* JOB *
Identify all lines of the data containing the string "นกาล" and copy them.

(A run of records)
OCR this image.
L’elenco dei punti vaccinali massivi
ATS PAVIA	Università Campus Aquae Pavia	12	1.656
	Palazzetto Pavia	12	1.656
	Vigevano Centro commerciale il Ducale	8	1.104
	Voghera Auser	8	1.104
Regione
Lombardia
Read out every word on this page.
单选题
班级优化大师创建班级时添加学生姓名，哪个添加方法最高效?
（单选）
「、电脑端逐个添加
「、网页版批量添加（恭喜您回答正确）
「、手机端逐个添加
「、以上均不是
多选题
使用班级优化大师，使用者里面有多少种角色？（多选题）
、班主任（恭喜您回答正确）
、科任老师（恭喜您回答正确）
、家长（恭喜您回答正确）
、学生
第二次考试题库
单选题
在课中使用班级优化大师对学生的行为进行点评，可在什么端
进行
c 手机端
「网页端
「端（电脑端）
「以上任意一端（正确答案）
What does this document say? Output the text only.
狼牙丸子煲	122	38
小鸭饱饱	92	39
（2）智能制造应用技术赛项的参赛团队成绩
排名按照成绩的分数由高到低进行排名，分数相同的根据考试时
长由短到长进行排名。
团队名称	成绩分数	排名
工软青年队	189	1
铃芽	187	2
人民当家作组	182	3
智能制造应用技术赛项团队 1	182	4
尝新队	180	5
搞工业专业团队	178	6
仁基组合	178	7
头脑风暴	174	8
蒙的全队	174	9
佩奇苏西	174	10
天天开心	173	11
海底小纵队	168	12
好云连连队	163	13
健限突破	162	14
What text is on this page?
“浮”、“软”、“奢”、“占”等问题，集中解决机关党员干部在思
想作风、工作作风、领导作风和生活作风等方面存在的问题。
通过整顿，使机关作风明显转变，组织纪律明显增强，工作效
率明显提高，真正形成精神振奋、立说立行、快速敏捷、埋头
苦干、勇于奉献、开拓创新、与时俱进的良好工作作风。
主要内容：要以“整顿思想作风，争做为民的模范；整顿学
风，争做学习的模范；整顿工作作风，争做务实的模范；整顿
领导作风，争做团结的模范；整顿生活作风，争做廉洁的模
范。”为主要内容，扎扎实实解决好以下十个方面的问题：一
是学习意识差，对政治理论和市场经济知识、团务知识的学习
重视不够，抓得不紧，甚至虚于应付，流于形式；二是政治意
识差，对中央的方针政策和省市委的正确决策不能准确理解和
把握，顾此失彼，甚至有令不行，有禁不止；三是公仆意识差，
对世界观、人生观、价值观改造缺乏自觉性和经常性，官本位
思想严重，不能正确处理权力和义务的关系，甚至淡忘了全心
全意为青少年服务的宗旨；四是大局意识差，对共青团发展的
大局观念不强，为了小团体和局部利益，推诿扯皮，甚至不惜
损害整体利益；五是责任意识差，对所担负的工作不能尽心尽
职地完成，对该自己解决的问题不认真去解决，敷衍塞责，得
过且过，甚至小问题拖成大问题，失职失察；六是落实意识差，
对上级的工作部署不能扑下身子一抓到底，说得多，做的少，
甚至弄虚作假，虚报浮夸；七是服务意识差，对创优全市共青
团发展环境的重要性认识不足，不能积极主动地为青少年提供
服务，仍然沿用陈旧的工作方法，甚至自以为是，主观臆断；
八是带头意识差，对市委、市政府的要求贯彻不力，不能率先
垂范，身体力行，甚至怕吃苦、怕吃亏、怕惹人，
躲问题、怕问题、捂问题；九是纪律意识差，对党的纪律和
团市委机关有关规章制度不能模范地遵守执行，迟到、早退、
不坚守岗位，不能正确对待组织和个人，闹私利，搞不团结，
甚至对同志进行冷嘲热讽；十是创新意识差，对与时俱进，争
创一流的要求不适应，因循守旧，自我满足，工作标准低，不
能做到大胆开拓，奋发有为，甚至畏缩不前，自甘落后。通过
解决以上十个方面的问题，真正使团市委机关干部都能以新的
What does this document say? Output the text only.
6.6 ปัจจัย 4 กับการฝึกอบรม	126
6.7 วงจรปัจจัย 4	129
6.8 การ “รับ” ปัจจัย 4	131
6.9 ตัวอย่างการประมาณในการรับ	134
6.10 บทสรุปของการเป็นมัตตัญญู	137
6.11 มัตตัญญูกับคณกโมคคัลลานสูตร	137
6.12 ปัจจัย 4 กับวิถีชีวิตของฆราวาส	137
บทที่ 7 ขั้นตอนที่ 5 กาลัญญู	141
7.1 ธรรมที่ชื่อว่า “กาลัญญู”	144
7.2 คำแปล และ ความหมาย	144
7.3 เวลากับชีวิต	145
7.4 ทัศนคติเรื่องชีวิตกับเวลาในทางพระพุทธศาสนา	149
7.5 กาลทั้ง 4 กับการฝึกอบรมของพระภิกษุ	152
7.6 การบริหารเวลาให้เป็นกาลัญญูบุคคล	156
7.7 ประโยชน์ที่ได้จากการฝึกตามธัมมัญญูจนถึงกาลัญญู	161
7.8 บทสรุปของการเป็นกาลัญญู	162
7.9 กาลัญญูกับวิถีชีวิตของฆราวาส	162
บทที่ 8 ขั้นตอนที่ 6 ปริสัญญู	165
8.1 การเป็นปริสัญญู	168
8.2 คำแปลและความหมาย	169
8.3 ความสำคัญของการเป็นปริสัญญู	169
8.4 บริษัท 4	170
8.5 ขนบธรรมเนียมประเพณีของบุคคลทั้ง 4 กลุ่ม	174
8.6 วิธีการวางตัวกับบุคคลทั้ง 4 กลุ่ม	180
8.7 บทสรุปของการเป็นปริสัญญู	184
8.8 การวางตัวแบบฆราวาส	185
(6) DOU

* SOLUTION TO THIS EXERCISE *
7.6 การบริหารเวลาให้เป็นกาลัญญูบุคคล	156
7.8 บทสรุปของการเป็นกาลัญญู	162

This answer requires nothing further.